(EXTRACT TO READ):
This may not be a problem on a grey Melbourne day or in the heat of summer, but it could prove to be a little cool here on occasion. However, changes of level and material combine with planter boxes to give a feeling of enclosure, and sitting al fresco or behind glass looking out at the water is quite a pleasant experience. McGauran Giannini Soon’s pods also provide protection, while still connecting to the water. Instead of an iconic formal gesture, these buildings adopt an almost formless quality. Subtle shifts of surface in translucent glass tie the pods to the pedestrian promenade, giving way to layers of brass, glass and stainless steel mesh hovering above the water.

The view from here is still mostly of construction sites, with the towers in the distance acting as a reminder of the scale of the Docklands redevelopment. The view will change markedly as more stages are completed and as central pier becomes accessible. Interestingly, what is most visible is not blue water yachts or whitecaps but the central pylons of the Bolte Bridge, part of the freeway system that has diverted traffic away from the area and freed it up for development. The pylons are a stark reminder of Melbourne’s industrial character, and of the docks that still operate on the other side.

(EXTRACTED ENTRIES):
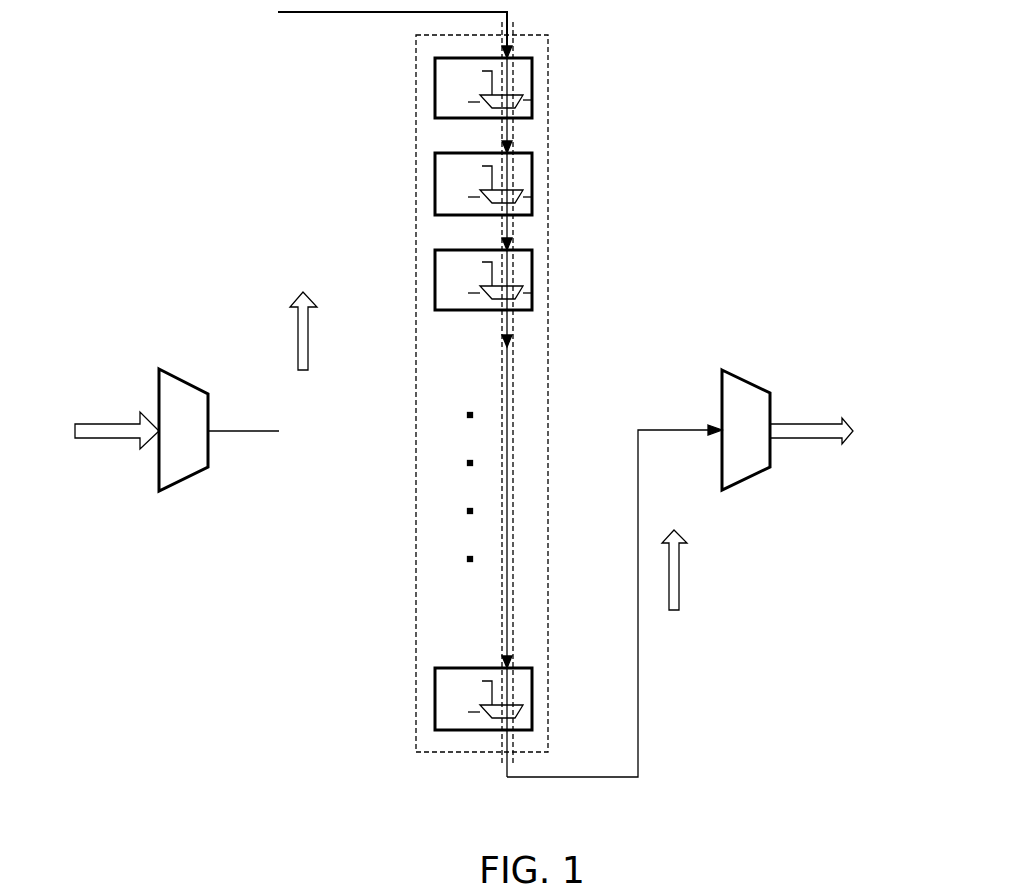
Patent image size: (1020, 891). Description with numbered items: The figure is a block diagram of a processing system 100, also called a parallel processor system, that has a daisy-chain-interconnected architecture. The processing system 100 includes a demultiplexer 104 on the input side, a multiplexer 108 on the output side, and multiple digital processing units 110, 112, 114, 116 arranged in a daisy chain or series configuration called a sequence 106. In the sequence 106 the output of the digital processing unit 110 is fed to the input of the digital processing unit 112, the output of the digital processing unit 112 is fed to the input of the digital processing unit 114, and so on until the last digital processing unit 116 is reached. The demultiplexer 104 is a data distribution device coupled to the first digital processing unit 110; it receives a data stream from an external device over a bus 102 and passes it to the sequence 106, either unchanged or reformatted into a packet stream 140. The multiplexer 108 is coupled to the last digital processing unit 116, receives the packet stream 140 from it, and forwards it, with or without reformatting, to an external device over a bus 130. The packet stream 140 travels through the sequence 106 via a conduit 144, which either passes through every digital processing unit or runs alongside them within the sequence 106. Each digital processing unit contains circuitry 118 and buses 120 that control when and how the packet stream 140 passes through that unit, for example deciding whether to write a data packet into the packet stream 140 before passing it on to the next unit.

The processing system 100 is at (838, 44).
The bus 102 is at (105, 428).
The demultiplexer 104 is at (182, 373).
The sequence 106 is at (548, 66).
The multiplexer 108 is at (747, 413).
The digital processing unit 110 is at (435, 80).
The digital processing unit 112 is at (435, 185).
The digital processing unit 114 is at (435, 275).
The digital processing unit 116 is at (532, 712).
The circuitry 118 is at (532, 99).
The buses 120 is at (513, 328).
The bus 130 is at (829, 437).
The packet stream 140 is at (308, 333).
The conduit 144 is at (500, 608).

(TASK INSTRUCTIONS):
• A. Answer these from the Docklands text:
(i) What materials hover above the water in layers?
(ii) What kind of glass ties the pods to the pedestrian promenade?
(iii) What is most visible from here, rather than blue water yachts or whitecaps?
• B. Carry on the Docklands text, picking up right after its final sentence.
The data shown here comes from a separate source.

(RESPONSES IN ORDER):
• A.
(i) Brass, glass and stainless steel mesh.
(ii) Translucent glass.
(iii) The central pylons of the Bolte Bridge.

• B.
The water here is not the kind one might encounter at a Pacific island resort, and the industrial character and cooler climate are what will give the Docklands a unique identity. Fortunately, nautical themes have so far been avoided, and the area has been designed with typical Melbourne elegance. The public art program has provided some interesting pieces, especially John Kelly’s Cow Up A Tree. Diversity is a key promise for most of the projects, but with the Government aiming for a public to private funding ratio of 1:70, developers are clearly targeting a narrow demographic. The result is a rather homogenous collection of apartment towers, waiting to ride out a forecast lull in the property market. This will soon pass, of course, and provided its public space is protected, Docklands will live up to its promise of connecting Melbourne to the water.

SCOTT DRAKE IS A SENIOR LECTURER IN ARCHITECTURE AT THE UNIVERSITY OF MELBOURNE.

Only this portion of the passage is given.